Exercise prompt:
If a line in the records below contains the word "group", copy it out.

Dataset extract:
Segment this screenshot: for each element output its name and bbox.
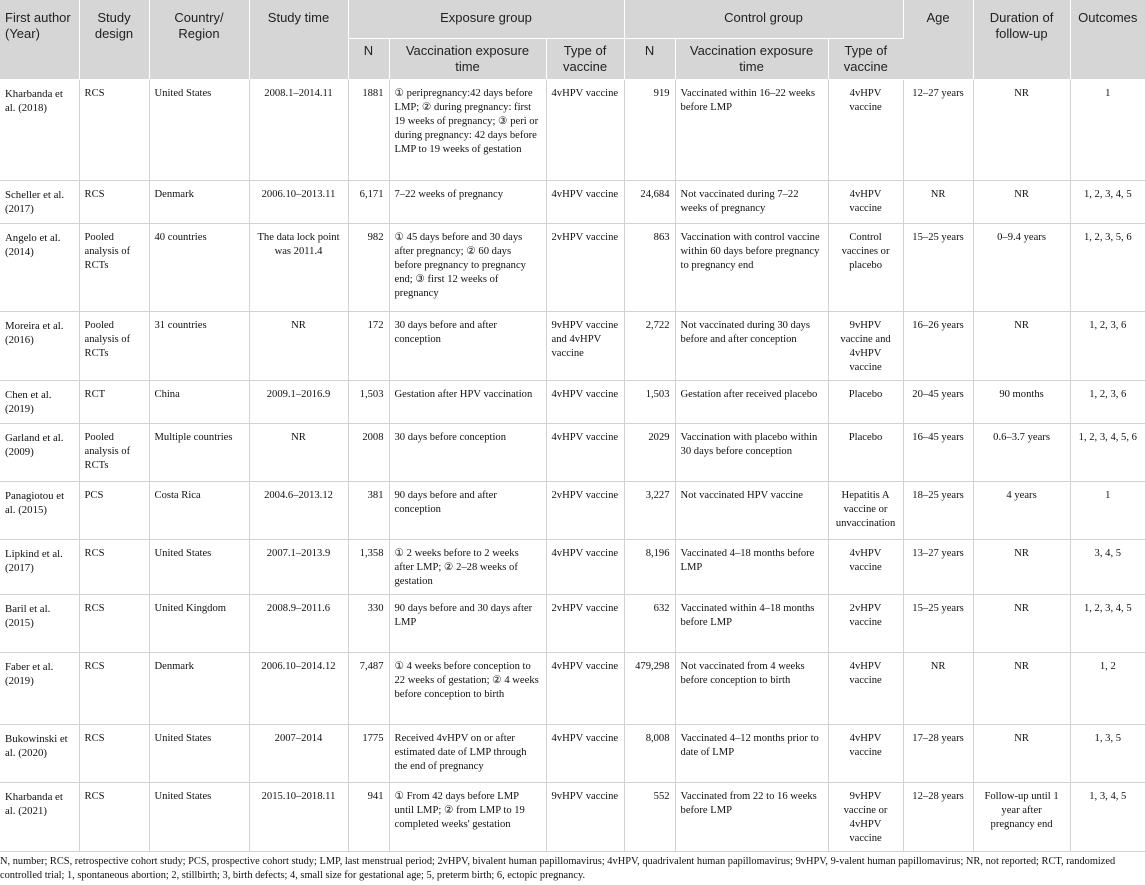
cell-outcomes: 3, 4, 5: [1070, 540, 1145, 595]
cell-study-time: NR: [249, 312, 348, 381]
cell-exposure-n: 2008: [348, 424, 389, 482]
cell-exposure-time: 30 days before and after conception: [389, 312, 546, 381]
cell-author: Panagiotou et al. (2015): [0, 482, 79, 540]
cell-study-time: 2006.10–2013.11: [249, 181, 348, 224]
cell-outcomes: 1, 2, 3, 4, 5: [1070, 595, 1145, 653]
cell-exposure-n: 1881: [348, 80, 389, 181]
cell-control-time: Gestation after received placebo: [675, 381, 828, 424]
cell-author: Chen et al. (2019): [0, 381, 79, 424]
cell-follow-up: 0.6–3.7 years: [973, 424, 1070, 482]
table-row: [0, 424, 1145, 482]
cell-exposure-time: 90 days before and 30 days after LMP: [389, 595, 546, 653]
table-row: [0, 783, 1145, 852]
cell-author: Lipkind et al. (2017): [0, 540, 79, 595]
cell-exposure-time: ① 2 weeks before to 2 weeks after LMP; ② 2–28 weeks of gestation: [389, 540, 546, 595]
cell-exposure-type: 4vHPV vaccine: [546, 540, 624, 595]
cell-control-type: Placebo: [828, 424, 903, 482]
cell-control-type: 9vHPV vaccine and 4vHPV vaccine: [828, 312, 903, 381]
cell-control-n: 8,008: [624, 725, 675, 783]
cell-author: Kharbanda et al. (2018): [0, 80, 79, 181]
cell-exposure-time: Received 4vHPV on or after estimated date of LMP through the end of pregnancy: [389, 725, 546, 783]
table-header: [0, 0, 1145, 80]
header-exposure-group: Exposure group: [348, 0, 624, 39]
cell-study-time: 2007.1–2013.9: [249, 540, 348, 595]
header-country: Country/ Region: [149, 0, 249, 80]
cell-outcomes: 1, 2, 3, 6: [1070, 381, 1145, 424]
cell-control-n: 8,196: [624, 540, 675, 595]
cell-outcomes: 1, 3, 5: [1070, 725, 1145, 783]
cell-outcomes: 1, 2, 3, 4, 5: [1070, 181, 1145, 224]
cell-author: Moreira et al. (2016): [0, 312, 79, 381]
cell-age: 13–27 years: [903, 540, 973, 595]
header-control-n: N: [624, 39, 675, 80]
header-control-type: Type of vaccine: [828, 39, 903, 80]
table-row: [0, 653, 1145, 725]
cell-author: Garland et al. (2009): [0, 424, 79, 482]
header-study-time: Study time: [249, 0, 348, 80]
cell-exposure-n: 982: [348, 224, 389, 312]
cell-control-time: Vaccinated from 22 to 16 weeks before LMP: [675, 783, 828, 852]
header-exposure-time: Vaccination exposure time: [389, 39, 546, 80]
table-row: [0, 540, 1145, 595]
cell-exposure-n: 6,171: [348, 181, 389, 224]
cell-control-type: Control vaccines or placebo: [828, 224, 903, 312]
cell-design: RCS: [79, 540, 149, 595]
cell-follow-up: NR: [973, 80, 1070, 181]
cell-design: Pooled analysis of RCTs: [79, 224, 149, 312]
cell-exposure-time: ① 45 days before and 30 days after pregnancy; ② 60 days before pregnancy to pregnancy end; ③ first 12 weeks of pregnancy: [389, 224, 546, 312]
table-row: [0, 80, 1145, 181]
cell-control-type: Hepatitis A vaccine or unvaccination: [828, 482, 903, 540]
table-footnote: N, number; RCS, retrospective cohort study; PCS, prospective cohort study; LMP, last menstrual period; 2vHPV, bivalent human papillomavirus; 4vHPV, quadrivalent human papillomavirus; 9vHPV, 9-valent human papillomavirus; NR, not reported; RCT, randomized controlled trial; 1, spontaneous abortion; 2, stillbirth; 3, birth defects; 4, small size for gestational age; 5, preterm birth; 6, ectopic pregnancy.: [0, 856, 1116, 881]
cell-age: 16–45 years: [903, 424, 973, 482]
cell-exposure-type: 4vHPV vaccine: [546, 653, 624, 725]
cell-country: United States: [149, 80, 249, 181]
table-row: [0, 381, 1145, 424]
header-control-time: Vaccination exposure time: [675, 39, 828, 80]
cell-exposure-n: 941: [348, 783, 389, 852]
cell-control-type: 4vHPV vaccine: [828, 653, 903, 725]
cell-exposure-type: 4vHPV vaccine: [546, 381, 624, 424]
cell-age: 18–25 years: [903, 482, 973, 540]
cell-design: RCS: [79, 181, 149, 224]
cell-outcomes: 1, 2, 3, 6: [1070, 312, 1145, 381]
cell-follow-up: NR: [973, 312, 1070, 381]
cell-exposure-time: 90 days before and after conception: [389, 482, 546, 540]
cell-control-type: 2vHPV vaccine: [828, 595, 903, 653]
cell-exposure-n: 1,358: [348, 540, 389, 595]
cell-design: Pooled analysis of RCTs: [79, 424, 149, 482]
cell-exposure-type: 2vHPV vaccine: [546, 224, 624, 312]
cell-country: United States: [149, 540, 249, 595]
cell-study-time: 2007–2014: [249, 725, 348, 783]
cell-exposure-type: 4vHPV vaccine: [546, 725, 624, 783]
cell-age: 20–45 years: [903, 381, 973, 424]
cell-exposure-type: 2vHPV vaccine: [546, 595, 624, 653]
cell-country: United States: [149, 783, 249, 852]
header-first-author: First author (Year): [0, 0, 79, 80]
cell-exposure-type: 4vHPV vaccine: [546, 80, 624, 181]
cell-design: RCS: [79, 80, 149, 181]
cell-age: 12–28 years: [903, 783, 973, 852]
cell-control-n: 3,227: [624, 482, 675, 540]
cell-study-time: 2008.1–2014.11: [249, 80, 348, 181]
cell-country: China: [149, 381, 249, 424]
cell-exposure-type: 9vHPV vaccine and 4vHPV vaccine: [546, 312, 624, 381]
cell-control-type: Placebo: [828, 381, 903, 424]
cell-design: RCS: [79, 725, 149, 783]
cell-control-time: Vaccination with placebo within 30 days before conception: [675, 424, 828, 482]
cell-study-time: The data lock point was 2011.4: [249, 224, 348, 312]
cell-exposure-n: 330: [348, 595, 389, 653]
cell-exposure-time: ① peripregnancy:42 days before LMP; ② during pregnancy: first 19 weeks of pregnancy; ③ peri or during pregnancy: 42 days before LMP to 19 weeks of gestation: [389, 80, 546, 181]
cell-follow-up: NR: [973, 653, 1070, 725]
cell-control-type: 4vHPV vaccine: [828, 181, 903, 224]
cell-study-time: NR: [249, 424, 348, 482]
cell-control-n: 919: [624, 80, 675, 181]
cell-country: 31 countries: [149, 312, 249, 381]
cell-author: Baril et al. (2015): [0, 595, 79, 653]
cell-follow-up: 90 months: [973, 381, 1070, 424]
cell-country: Denmark: [149, 653, 249, 725]
cell-country: Costa Rica: [149, 482, 249, 540]
cell-exposure-time: ① 4 weeks before conception to 22 weeks of gestation; ② 4 weeks before conception to birth: [389, 653, 546, 725]
cell-exposure-time: 7–22 weeks of pregnancy: [389, 181, 546, 224]
cell-age: 15–25 years: [903, 224, 973, 312]
cell-exposure-n: 172: [348, 312, 389, 381]
cell-author: Scheller et al. (2017): [0, 181, 79, 224]
cell-country: United Kingdom: [149, 595, 249, 653]
cell-control-type: 9vHPV vaccine or 4vHPV vaccine: [828, 783, 903, 852]
cell-control-n: 2029: [624, 424, 675, 482]
cell-exposure-time: ① From 42 days before LMP until LMP; ② from LMP to 19 completed weeks' gestation: [389, 783, 546, 852]
cell-age: 17–28 years: [903, 725, 973, 783]
cell-exposure-n: 1,503: [348, 381, 389, 424]
table-row: [0, 482, 1145, 540]
cell-author: Kharbanda et al. (2021): [0, 783, 79, 852]
cell-outcomes: 1, 2: [1070, 653, 1145, 725]
header-outcomes: Outcomes: [1070, 0, 1145, 80]
cell-follow-up: NR: [973, 181, 1070, 224]
cell-follow-up: Follow-up until 1 year after pregnancy end: [973, 783, 1070, 852]
cell-outcomes: 1, 2, 3, 4, 5, 6: [1070, 424, 1145, 482]
cell-age: 15–25 years: [903, 595, 973, 653]
cell-country: United States: [149, 725, 249, 783]
header-age: Age: [903, 0, 973, 80]
cell-age: 12–27 years: [903, 80, 973, 181]
header-exposure-n: N: [348, 39, 389, 80]
cell-exposure-time: 30 days before conception: [389, 424, 546, 482]
cell-country: Multiple countries: [149, 424, 249, 482]
cell-age: NR: [903, 653, 973, 725]
cell-design: PCS: [79, 482, 149, 540]
cell-author: Faber et al. (2019): [0, 653, 79, 725]
cell-design: RCT: [79, 381, 149, 424]
cell-control-n: 552: [624, 783, 675, 852]
cell-exposure-type: 4vHPV vaccine: [546, 424, 624, 482]
cell-age: 16–26 years: [903, 312, 973, 381]
cell-control-type: 4vHPV vaccine: [828, 80, 903, 181]
cell-follow-up: NR: [973, 725, 1070, 783]
cell-country: Denmark: [149, 181, 249, 224]
cell-control-time: Vaccinated within 16–22 weeks before LMP: [675, 80, 828, 181]
cell-author: Angelo et al. (2014): [0, 224, 79, 312]
cell-study-time: 2008.9–2011.6: [249, 595, 348, 653]
cell-exposure-type: 4vHPV vaccine: [546, 181, 624, 224]
table-body: [0, 80, 1145, 852]
cell-design: RCS: [79, 653, 149, 725]
header-study-design: Study design: [79, 0, 149, 80]
cell-control-n: 863: [624, 224, 675, 312]
cell-control-n: 632: [624, 595, 675, 653]
cell-exposure-n: 381: [348, 482, 389, 540]
cell-outcomes: 1: [1070, 80, 1145, 181]
cell-exposure-type: 2vHPV vaccine: [546, 482, 624, 540]
table-row: [0, 181, 1145, 224]
cell-exposure-n: 7,487: [348, 653, 389, 725]
table-row: [0, 595, 1145, 653]
cell-control-time: Not vaccinated during 30 days before and after conception: [675, 312, 828, 381]
cell-author: Bukowinski et al. (2020): [0, 725, 79, 783]
cell-follow-up: NR: [973, 540, 1070, 595]
cell-control-n: 24,684: [624, 181, 675, 224]
cell-control-n: 1,503: [624, 381, 675, 424]
cell-age: NR: [903, 181, 973, 224]
cell-outcomes: 1: [1070, 482, 1145, 540]
cell-control-time: Vaccinated 4–12 months prior to date of LMP: [675, 725, 828, 783]
cell-control-time: Not vaccinated from 4 weeks before conception to birth: [675, 653, 828, 725]
cell-control-n: 479,298: [624, 653, 675, 725]
cell-exposure-type: 9vHPV vaccine: [546, 783, 624, 852]
cell-outcomes: 1, 2, 3, 5, 6: [1070, 224, 1145, 312]
header-control-group: Control group: [624, 0, 903, 39]
header-exposure-type: Type of vaccine: [546, 39, 624, 80]
cell-country: 40 countries: [149, 224, 249, 312]
cell-outcomes: 1, 3, 4, 5: [1070, 783, 1145, 852]
header-follow-up: Duration of follow-up: [973, 0, 1070, 80]
cell-control-time: Vaccinated within 4–18 months before LMP: [675, 595, 828, 653]
cell-exposure-time: Gestation after HPV vaccination: [389, 381, 546, 424]
cell-control-time: Vaccination with control vaccine within 60 days before pregnancy to pregnancy end: [675, 224, 828, 312]
cell-control-n: 2,722: [624, 312, 675, 381]
cell-follow-up: 0–9.4 years: [973, 224, 1070, 312]
cell-study-time: 2015.10–2018.11: [249, 783, 348, 852]
table-row: [0, 312, 1145, 381]
cell-control-time: Not vaccinated HPV vaccine: [675, 482, 828, 540]
cell-design: RCS: [79, 783, 149, 852]
cell-control-time: Vaccinated 4–18 months before LMP: [675, 540, 828, 595]
cell-follow-up: NR: [973, 595, 1070, 653]
cell-control-time: Not vaccinated during 7–22 weeks of pregnancy: [675, 181, 828, 224]
cell-study-time: 2004.6–2013.12: [249, 482, 348, 540]
cell-control-type: 4vHPV vaccine: [828, 540, 903, 595]
cell-exposure-n: 1775: [348, 725, 389, 783]
cell-design: Pooled analysis of RCTs: [79, 312, 149, 381]
cell-control-type: 4vHPV vaccine: [828, 725, 903, 783]
cell-study-time: 2006.10–2014.12: [249, 653, 348, 725]
cell-study-time: 2009.1–2016.9: [249, 381, 348, 424]
table-row: [0, 224, 1145, 312]
cell-follow-up: 4 years: [973, 482, 1070, 540]
cell-design: RCS: [79, 595, 149, 653]
table-row: [0, 725, 1145, 783]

Exercise solution:
header-exposure-group: Exposure group: [348, 0, 624, 39]
header-control-group: Control group: [624, 0, 903, 39]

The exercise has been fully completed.